反応は、特に制限されず、常圧下沸点以下の温度で行ってもよいし、還流条件下で行ってもよい。また、用いる溶媒の沸点が低すぎる場合は、オートクレーブ等の加圧反応器中で行うこともできる。
溶媒の具体例としては、例えば、ベンゼン、m-キシレン、o-キシレン、p-キシレン、トルエン、クメン、エチルベンゼン、n-プロピルベンゼン、アニソール、テトラヒドロフラン、ジオキサン、エチレングリコールジメチルエーテル、アセトン、メチルエチルケトン、メチルイソブチルケトン、アセトフェノン、ジエチルケトン、メチル-n-ブチルケトン、シクロペンタノン、シクロヘキサノン、テトラヒドロフラン、シクロヘキサン、オクタン、ヘキサン、シクロペンタン、酢酸エチル、酢酸ブチル、クロロホルム等が挙げられる。
このなかでも、溶媒として、好ましくは、ベンゼン、m-キシレン、o-キシレン、p-キシレン、トルエン、エチルベンゼン、n-プロピルベンゼン、アニソール、テトラヒドロフラン、ジオキサン、エチレングリコールジメチルエーテル、メチルエチルケトン、メチルイソブチルケトン、アセトフェノン、メチル-n-ブチルケトン、シクロペンタノン、シクロヘキサノン、テトラヒドロフラン、シクロヘキサン、オクタン、酢酸エチル、酢酸ブチル、クロロホルム等が挙げられる。
また、溶媒として、より好ましくは、ベンゼン、m-キシレン、o-キシレン、p-キシレン、トルエン、エチルベンゼン、n-プロピルベンゼン、アニソール、テトラヒドロフラン、ジオキサン、エチレングリコールジメチルエーテル、メチルエチルケトン、メチルイソブチルケトン、アセトフェノン、メチル-n-ブチルケトン、シクロヘキサノン、テトラヒドロフラン、酢酸エチル、酢酸ブチル、クロロホルム等とこれらの混合溶媒系が挙げられる。

記述課題 1. 溶媒に関する文章のうち、「反応は、特に制限されず、常圧」から「らの混合溶媒系が挙げられる。」までの部分を、一字一句そのまま繰り返すこと。
記述課題 2. 溶媒に関する文章で溶媒の具体例として挙げられているが、「好ましくは」と示された一覧には含まれていないものを、すべて挙げること。
記述課題 3. 溶媒に関する文章を、最後の文の後から書き進めること。
このあとに続く記録は、溶媒に関する文章とは関係がない。

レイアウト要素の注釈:
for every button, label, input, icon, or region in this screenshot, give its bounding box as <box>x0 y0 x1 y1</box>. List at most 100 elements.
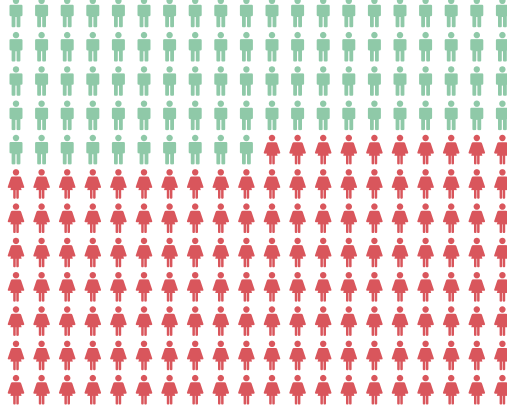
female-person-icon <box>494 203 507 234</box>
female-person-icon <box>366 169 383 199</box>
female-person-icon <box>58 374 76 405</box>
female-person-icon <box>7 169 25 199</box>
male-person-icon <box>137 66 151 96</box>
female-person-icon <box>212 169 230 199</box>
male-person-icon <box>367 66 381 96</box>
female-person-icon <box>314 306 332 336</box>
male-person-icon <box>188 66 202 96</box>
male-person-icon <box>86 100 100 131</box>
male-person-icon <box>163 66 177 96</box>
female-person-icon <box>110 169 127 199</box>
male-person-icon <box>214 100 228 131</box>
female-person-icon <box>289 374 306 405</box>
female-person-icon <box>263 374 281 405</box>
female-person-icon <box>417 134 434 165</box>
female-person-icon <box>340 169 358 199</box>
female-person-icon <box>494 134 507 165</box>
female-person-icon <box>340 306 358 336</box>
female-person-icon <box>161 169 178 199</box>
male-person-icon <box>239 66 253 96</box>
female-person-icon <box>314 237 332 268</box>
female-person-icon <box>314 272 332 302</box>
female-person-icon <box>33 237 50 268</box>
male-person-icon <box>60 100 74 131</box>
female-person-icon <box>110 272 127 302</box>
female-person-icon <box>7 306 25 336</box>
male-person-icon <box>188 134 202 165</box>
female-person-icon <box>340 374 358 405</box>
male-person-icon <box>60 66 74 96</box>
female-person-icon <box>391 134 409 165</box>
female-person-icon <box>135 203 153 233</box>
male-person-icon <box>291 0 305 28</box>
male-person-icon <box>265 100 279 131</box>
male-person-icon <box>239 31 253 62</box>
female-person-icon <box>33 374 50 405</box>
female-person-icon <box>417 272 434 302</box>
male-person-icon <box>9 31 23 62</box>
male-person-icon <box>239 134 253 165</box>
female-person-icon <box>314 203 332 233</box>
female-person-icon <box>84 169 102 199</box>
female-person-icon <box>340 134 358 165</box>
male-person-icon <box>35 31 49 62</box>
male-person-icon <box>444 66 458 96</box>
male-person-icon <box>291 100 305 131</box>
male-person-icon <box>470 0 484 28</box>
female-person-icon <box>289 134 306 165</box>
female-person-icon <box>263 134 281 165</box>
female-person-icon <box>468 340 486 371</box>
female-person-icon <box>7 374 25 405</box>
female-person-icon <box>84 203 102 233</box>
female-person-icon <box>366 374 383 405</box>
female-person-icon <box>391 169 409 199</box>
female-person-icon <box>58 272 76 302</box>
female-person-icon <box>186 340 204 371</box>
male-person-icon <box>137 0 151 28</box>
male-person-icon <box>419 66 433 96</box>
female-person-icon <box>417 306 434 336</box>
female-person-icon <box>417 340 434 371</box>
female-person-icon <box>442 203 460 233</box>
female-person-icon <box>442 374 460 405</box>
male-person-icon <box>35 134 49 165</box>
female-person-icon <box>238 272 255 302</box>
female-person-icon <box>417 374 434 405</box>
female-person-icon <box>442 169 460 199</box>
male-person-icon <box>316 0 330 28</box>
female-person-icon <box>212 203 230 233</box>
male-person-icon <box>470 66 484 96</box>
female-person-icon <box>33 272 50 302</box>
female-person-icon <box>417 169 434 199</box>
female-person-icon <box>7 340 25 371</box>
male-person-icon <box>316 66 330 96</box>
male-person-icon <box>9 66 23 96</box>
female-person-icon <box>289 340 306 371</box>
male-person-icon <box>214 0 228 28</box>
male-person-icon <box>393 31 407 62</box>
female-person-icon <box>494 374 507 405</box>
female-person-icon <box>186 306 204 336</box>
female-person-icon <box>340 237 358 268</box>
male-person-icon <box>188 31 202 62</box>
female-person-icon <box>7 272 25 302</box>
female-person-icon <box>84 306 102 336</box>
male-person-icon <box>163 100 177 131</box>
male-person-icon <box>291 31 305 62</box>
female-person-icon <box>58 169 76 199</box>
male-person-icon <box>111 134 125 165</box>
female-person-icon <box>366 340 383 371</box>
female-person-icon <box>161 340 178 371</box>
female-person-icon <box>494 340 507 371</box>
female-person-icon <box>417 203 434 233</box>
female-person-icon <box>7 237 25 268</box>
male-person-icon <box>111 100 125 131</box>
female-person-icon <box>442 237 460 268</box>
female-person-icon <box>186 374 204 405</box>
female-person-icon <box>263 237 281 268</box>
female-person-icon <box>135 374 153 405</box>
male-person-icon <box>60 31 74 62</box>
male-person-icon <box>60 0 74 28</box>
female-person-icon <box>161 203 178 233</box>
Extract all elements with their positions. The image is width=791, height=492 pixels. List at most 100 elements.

記述解答 1.
反応は、特に制限されず、常圧下沸点以下の温度で行ってもよいし、還流条件下で行ってもよい。また、用いる溶媒の沸点が低すぎる場合は、オートクレーブ等の加圧反応器中で行うこともできる。
溶媒の具体例としては、例えば、ベンゼン、m-キシレン、o-キシレン、p-キシレン、トルエン、クメン、エチルベンゼン、n-プロピルベンゼン、アニソール、テトラヒドロフラン、ジオキサン、エチレングリコールジメチルエーテル、アセトン、メチルエチルケトン、メチルイソブチルケトン、アセトフェノン、ジエチルケトン、メチル-n-ブチルケトン、シクロペンタノン、シクロヘキサノン、テトラヒドロフラン、シクロヘキサン、オクタン、ヘキサン、シクロペンタン、酢酸エチル、酢酸ブチル、クロロホルム等が挙げられる。
このなかでも、溶媒として、好ましくは、ベンゼン、m-キシレン、o-キシレン、p-キシレン、トルエン、エチルベンゼン、n-プロピルベンゼン、アニソール、テトラヒドロフラン、ジオキサン、エチレングリコールジメチルエーテル、メチルエチルケトン、メチルイソブチルケトン、アセトフェノン、メチル-n-ブチルケトン、シクロペンタノン、シクロヘキサノン、テトラヒドロフラン、シクロヘキサン、オクタン、酢酸エチル、酢酸ブチル、クロロホルム等が挙げられる。
また、溶媒として、より好ましくは、ベンゼン、m-キシレン、o-キシレン、p-キシレン、トルエン、エチルベンゼン、n-プロピルベンゼン、アニソール、テトラヒドロフラン、ジオキサン、エチレングリコールジメチルエーテル、メチルエチルケトン、メチルイソブチルケトン、アセトフェノン、メチル-n-ブチルケトン、シクロヘキサノン、テトラヒドロフラン、酢酸エチル、酢酸ブチル、クロロホルム等とこれらの混合溶媒系が挙げられる。

記述解答 2. クメン、アセトン、ジエチルケトン、ヘキサン、シクロペンタン

記述解答 3.
原料ポリフェニレンエーテルの数平均分子量は、好ましくは5000~100000であり、より好ましくは5000~50000であり、さらに好ましくは5000~30000である。原料ポリフェニレンエーテルの数平均分子量は上記に限定されることなく、目的に応じて適宜調整することができる。
反応時の原料ポリフェニレンエーテルの濃度は、反応液の総量に対して、好ましくは0.5~70質量%であり、より好ましくは5~65質量%であり、さらに好ましくは10~60質量%である。原料ポリフェニレンエーテルの濃度は上記に限定されることなく、目的に応じて適宜調整することができる。特に、原料ポリフェニレンエーテルが全て溶解し、かつ、反応液が撹拌可能な範囲に調整することが好ましい。
多官能フェノール化合物と原料ポリフェニレンエーテルの比は、目的とするH型ポリフェニレンエーテルの分子量によって決定されるため、目的分子量に応じて任意の比に設定することができる。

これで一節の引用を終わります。